6 Types Of London Guys You Should Avoid
We’ve all dated a guy who in hindsight we wish we had avoided. Sadly, it’s a fact of London life that you will come across men who are best left roaming the dating galaxy than to romantically end up with them.
And according to scientists (we’ve made that up) there are 6 types of London guys we should all avoid. Which is why we’ve created a list below to help you identify these men so you don’t end up dating them. Maybe you’ve already dated one of the types below or at least you know someone who has. Either way, it’s a good list to keep with you at all times especially when you’re on the London dating scene.
So when you’re next swiping through Huggle, keep an eye out for these London types and avoid them at all costs:
What he tells you: He studied Business & Management at university and truly believes he’s the next Richard Branson.
What he actually does: He failed school and has a business that Mummy and Daddy help fund. He also has lots of business ideas e.g an app to help cats find milk alternatives. Okaaaayyy…..
Natural habitat: The Ned, WeWork, Soho House…
What’s the deal?: He has a flash car and watch but don’t be fooled by his false exterior. The majority of his wealth is funded by his inheritance and just like his many business ideas, he’ll promise you the world but will never deliver.

### Data extract
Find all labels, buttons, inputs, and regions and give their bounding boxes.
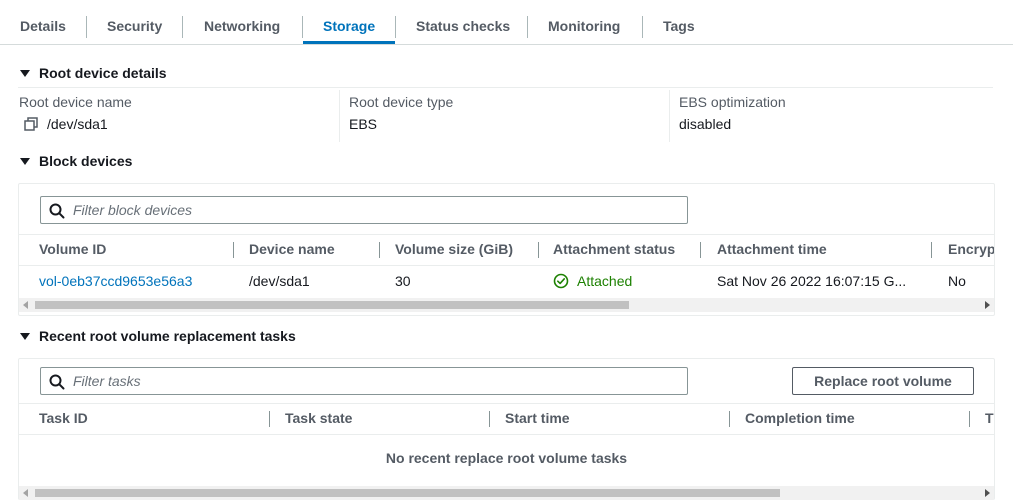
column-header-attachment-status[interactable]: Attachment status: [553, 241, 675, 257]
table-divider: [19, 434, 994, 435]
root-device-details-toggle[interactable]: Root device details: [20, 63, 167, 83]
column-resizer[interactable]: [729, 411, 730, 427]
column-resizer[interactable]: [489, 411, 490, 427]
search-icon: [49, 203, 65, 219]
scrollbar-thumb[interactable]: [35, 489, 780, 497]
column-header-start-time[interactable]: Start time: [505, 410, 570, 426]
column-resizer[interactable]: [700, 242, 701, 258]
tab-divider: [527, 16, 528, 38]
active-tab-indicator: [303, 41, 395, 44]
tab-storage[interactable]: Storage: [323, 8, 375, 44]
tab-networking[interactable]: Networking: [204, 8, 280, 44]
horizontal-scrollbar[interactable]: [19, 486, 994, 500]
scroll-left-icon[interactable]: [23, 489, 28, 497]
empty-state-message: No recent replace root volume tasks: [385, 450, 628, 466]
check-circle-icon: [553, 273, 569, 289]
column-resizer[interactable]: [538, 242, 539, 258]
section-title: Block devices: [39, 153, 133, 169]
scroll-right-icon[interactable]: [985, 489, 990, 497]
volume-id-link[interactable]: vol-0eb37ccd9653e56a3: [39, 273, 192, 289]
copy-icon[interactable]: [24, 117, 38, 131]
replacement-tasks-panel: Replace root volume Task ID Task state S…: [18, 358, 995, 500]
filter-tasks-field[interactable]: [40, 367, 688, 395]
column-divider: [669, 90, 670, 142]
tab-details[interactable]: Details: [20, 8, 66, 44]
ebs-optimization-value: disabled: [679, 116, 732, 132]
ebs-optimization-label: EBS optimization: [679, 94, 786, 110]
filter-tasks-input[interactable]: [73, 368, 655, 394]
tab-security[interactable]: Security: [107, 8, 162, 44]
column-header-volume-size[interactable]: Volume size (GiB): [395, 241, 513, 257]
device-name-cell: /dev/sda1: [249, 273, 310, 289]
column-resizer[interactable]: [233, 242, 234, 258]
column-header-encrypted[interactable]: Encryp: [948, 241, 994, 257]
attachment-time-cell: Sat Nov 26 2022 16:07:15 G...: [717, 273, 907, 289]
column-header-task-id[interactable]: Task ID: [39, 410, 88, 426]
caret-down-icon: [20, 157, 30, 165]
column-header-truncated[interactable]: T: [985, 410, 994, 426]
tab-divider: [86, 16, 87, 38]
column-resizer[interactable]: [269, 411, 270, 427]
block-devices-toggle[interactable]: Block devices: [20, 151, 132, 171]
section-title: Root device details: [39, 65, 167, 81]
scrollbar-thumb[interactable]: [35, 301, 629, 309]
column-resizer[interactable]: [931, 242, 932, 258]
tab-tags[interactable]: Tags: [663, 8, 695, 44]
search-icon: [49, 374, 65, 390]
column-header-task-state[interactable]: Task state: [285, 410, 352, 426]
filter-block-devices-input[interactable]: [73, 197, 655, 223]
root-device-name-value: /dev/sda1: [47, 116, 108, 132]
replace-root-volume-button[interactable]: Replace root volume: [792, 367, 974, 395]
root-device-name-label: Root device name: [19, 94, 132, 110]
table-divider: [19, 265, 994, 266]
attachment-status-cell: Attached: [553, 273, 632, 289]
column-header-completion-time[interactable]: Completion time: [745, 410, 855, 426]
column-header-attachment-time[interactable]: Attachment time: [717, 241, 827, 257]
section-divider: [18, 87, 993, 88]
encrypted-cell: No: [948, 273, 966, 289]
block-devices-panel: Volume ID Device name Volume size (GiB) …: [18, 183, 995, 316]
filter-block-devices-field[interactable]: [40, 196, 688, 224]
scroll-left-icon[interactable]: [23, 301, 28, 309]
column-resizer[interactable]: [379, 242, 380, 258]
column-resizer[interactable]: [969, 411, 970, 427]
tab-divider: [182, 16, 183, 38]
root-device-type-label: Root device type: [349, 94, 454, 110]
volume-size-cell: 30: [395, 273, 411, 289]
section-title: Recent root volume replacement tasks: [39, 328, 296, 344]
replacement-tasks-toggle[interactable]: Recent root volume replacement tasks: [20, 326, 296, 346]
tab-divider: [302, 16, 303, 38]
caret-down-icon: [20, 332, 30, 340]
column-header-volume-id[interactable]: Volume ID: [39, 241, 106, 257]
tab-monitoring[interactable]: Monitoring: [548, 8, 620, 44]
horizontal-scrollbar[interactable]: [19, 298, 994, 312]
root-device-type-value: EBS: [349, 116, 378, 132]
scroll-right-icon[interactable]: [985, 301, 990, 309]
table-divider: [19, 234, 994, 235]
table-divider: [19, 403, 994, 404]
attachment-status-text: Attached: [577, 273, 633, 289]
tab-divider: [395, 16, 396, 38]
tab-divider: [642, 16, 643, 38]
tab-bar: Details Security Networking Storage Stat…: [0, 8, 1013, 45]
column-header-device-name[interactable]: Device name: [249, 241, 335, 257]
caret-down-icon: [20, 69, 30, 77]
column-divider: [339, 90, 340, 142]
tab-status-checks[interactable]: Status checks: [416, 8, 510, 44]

### Task objective
Reproduce the entire article on types of London men to avoid, word for word.

### Reply to the exercise
6 Types Of London Guys You Should Avoid
We’ve all dated a guy who in hindsight we wish we had avoided. Sadly, it’s a fact of London life that you will come across men who are best left roaming the dating galaxy than to romantically end up with them.
And according to scientists (we’ve made that up) there are 6 types of London guys we should all avoid. Which is why we’ve created a list below to help you identify these men so you don’t end up dating them. Maybe you’ve already dated one of the types below or at least you know someone who has. Either way, it’s a good list to keep with you at all times especially when you’re on the London dating scene.
So when you’re next swiping through Huggle, keep an eye out for these London types and avoid them at all costs:
What he tells you: He studied Business & Management at university and truly believes he’s the next Richard Branson.
What he actually does: He failed school and has a business that Mummy and Daddy help fund. He also has lots of business ideas e.g an app to help cats find milk alternatives. Okaaaayyy…..
Natural habitat: The Ned, WeWork, Soho House…
What’s the deal?: He has a flash car and watch but don’t be fooled by his false exterior. The majority of his wealth is funded by his inheritance and just like his many business ideas, he’ll promise you the world but will never deliver.